= Given task =
Copy out again, word for word, everything from the first line down to and including the line that contains "subsection-heading: 9.2.3.2 Использование".

= Information shown =

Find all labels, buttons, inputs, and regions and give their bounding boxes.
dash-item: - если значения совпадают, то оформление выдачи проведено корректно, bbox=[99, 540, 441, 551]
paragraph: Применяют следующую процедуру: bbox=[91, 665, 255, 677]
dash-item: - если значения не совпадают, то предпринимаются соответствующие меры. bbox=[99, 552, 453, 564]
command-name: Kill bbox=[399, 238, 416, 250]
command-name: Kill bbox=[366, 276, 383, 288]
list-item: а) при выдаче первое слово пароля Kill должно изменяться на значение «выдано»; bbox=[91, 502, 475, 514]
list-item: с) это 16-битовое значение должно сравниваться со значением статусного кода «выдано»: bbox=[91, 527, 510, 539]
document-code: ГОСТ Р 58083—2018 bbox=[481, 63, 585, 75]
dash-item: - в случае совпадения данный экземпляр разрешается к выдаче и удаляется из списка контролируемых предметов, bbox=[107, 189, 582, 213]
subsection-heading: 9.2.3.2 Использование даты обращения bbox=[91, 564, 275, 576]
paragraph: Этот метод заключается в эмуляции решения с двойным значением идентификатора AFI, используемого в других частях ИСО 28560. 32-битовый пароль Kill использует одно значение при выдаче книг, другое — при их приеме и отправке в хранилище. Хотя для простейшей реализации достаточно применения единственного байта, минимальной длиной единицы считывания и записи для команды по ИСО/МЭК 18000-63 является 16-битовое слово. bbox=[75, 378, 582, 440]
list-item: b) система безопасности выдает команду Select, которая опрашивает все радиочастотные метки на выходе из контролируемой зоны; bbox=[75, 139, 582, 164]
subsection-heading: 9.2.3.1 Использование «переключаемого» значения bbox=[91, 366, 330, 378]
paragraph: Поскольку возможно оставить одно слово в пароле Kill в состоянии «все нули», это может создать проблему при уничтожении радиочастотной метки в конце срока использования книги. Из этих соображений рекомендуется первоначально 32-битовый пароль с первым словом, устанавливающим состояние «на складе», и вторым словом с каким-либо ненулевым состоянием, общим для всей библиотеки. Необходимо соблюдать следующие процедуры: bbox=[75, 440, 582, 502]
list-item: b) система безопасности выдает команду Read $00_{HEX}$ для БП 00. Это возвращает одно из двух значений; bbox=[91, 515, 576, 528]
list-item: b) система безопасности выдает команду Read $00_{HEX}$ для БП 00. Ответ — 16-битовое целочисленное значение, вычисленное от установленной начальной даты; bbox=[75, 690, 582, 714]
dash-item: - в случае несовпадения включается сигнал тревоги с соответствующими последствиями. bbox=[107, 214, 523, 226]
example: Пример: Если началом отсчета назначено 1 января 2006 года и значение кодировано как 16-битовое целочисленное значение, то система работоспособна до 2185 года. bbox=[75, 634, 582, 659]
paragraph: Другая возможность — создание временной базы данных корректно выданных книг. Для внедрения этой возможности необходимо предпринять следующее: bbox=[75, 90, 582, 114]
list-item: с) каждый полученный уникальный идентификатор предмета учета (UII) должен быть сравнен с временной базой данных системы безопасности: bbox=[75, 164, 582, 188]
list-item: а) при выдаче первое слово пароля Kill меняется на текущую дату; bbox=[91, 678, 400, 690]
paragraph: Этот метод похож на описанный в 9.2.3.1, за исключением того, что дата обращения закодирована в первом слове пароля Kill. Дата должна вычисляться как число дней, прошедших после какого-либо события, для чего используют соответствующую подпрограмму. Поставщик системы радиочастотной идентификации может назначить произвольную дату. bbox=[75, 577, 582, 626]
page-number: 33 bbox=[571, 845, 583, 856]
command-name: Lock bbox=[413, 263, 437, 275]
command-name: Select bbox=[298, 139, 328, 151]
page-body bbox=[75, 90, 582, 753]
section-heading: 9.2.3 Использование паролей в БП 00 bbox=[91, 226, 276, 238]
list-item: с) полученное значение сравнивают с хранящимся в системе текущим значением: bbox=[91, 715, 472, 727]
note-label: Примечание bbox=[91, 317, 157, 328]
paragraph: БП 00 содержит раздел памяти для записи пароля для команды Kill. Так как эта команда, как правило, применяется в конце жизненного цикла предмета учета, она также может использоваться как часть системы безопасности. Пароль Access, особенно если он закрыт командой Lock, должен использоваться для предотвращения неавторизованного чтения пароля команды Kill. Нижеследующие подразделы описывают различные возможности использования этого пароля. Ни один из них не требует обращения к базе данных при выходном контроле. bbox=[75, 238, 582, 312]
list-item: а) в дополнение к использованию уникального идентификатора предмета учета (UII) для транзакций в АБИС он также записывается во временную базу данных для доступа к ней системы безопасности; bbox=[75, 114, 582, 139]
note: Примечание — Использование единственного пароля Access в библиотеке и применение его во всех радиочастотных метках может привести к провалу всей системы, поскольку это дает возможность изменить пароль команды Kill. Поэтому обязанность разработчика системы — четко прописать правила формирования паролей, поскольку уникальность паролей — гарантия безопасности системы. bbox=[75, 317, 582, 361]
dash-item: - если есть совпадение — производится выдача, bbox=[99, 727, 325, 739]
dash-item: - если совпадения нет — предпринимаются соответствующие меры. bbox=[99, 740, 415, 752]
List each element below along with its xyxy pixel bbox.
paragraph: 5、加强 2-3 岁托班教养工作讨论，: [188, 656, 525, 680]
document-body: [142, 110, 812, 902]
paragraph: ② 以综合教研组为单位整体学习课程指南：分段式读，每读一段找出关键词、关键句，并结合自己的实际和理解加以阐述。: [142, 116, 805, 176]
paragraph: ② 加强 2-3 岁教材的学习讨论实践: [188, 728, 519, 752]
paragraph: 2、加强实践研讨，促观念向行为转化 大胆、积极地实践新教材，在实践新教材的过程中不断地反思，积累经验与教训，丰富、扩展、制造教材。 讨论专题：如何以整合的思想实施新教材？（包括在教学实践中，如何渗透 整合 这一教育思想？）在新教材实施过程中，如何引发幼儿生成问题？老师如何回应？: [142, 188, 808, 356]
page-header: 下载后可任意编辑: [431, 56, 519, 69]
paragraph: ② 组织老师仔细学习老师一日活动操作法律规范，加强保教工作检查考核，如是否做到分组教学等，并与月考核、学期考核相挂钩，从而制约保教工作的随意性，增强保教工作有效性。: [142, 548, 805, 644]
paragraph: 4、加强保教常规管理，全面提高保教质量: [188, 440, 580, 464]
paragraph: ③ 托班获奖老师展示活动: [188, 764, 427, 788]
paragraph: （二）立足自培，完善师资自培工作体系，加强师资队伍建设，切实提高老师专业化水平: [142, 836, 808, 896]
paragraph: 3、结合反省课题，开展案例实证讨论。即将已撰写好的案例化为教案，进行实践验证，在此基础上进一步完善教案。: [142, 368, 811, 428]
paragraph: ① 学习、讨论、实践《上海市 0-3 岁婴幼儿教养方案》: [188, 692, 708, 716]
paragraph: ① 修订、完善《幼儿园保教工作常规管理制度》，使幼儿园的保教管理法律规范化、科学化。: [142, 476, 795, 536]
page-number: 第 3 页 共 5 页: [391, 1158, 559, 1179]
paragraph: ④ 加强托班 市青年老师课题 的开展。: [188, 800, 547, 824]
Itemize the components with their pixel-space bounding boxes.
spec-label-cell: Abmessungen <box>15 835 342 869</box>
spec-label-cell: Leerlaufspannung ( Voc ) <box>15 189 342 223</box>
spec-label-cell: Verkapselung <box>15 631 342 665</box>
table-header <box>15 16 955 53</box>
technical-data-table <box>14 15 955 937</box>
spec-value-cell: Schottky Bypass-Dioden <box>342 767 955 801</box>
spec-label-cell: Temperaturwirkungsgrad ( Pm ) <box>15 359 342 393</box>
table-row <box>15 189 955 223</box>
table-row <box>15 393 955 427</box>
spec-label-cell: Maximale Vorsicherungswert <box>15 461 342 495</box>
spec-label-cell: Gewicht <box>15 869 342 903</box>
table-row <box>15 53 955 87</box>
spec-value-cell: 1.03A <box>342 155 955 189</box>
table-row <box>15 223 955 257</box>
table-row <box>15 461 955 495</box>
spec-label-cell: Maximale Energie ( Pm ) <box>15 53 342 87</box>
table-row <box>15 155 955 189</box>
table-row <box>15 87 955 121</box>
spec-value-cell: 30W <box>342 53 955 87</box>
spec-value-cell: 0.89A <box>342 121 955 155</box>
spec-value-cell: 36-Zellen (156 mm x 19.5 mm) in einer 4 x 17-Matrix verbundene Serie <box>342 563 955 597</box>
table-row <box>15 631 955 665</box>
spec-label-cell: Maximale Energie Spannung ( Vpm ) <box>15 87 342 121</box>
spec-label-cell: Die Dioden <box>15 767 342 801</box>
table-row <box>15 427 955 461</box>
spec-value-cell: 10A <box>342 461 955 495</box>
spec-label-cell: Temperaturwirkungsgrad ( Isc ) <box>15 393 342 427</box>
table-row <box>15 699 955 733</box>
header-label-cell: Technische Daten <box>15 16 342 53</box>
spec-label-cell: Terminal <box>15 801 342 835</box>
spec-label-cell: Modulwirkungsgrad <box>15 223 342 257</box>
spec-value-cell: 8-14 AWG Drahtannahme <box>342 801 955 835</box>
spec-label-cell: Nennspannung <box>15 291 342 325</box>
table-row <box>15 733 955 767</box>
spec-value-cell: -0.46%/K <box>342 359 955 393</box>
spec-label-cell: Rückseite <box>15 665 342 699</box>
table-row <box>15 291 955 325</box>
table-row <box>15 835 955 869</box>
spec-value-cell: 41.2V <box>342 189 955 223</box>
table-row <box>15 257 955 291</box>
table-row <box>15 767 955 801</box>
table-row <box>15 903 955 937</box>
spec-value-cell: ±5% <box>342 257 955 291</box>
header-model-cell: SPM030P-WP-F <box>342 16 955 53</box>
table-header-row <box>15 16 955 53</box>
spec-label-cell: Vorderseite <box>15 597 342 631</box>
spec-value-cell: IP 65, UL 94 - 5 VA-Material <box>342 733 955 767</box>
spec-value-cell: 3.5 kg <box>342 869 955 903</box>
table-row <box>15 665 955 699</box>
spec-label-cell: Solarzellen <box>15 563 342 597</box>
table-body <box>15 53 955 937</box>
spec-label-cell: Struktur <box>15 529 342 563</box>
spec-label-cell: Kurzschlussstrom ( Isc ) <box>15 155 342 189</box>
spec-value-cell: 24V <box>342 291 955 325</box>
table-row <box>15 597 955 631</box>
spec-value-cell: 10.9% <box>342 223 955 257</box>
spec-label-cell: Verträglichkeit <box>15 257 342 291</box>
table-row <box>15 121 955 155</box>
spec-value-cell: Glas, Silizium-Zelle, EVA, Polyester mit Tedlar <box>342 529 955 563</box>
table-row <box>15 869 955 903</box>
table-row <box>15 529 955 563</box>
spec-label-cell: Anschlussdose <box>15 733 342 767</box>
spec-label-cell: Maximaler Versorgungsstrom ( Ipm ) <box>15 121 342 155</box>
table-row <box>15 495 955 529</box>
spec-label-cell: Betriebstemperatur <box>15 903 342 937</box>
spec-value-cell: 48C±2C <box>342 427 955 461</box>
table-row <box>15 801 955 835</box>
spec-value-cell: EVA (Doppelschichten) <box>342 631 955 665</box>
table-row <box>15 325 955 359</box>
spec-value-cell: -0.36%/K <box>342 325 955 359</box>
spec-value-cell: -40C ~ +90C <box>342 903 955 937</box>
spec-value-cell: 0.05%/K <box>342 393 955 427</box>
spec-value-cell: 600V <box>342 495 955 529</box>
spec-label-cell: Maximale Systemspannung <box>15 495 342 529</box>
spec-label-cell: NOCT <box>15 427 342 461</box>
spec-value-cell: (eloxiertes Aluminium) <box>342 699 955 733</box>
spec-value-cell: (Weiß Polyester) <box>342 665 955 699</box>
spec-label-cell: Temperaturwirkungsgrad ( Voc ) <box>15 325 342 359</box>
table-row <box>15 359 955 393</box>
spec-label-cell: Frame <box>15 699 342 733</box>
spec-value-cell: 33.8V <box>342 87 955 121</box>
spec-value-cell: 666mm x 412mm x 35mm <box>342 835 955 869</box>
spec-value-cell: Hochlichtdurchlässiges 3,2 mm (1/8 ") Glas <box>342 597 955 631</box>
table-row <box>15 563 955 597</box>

= Answer to the exercise =
Find all labels, buttons, inputs, and regions and give their bounding boxes.
dash-item: - если значения совпадают, то оформление выдачи проведено корректно, bbox=[99, 540, 441, 551]
paragraph: Применяют следующую процедуру: bbox=[91, 665, 255, 677]
dash-item: - если значения не совпадают, то предпринимаются соответствующие меры. bbox=[99, 552, 453, 564]
command-name: Kill bbox=[399, 238, 416, 250]
command-name: Kill bbox=[366, 276, 383, 288]
list-item: а) при выдаче первое слово пароля Kill должно изменяться на значение «выдано»; bbox=[91, 502, 475, 514]
list-item: с) это 16-битовое значение должно сравниваться со значением статусного кода «выдано»: bbox=[91, 527, 510, 539]
document-code: ГОСТ Р 58083—2018 bbox=[481, 63, 585, 75]
dash-item: - в случае совпадения данный экземпляр разрешается к выдаче и удаляется из списка контролируемых предметов, bbox=[107, 189, 582, 213]
subsection-heading: 9.2.3.2 Использование даты обращения bbox=[91, 564, 275, 576]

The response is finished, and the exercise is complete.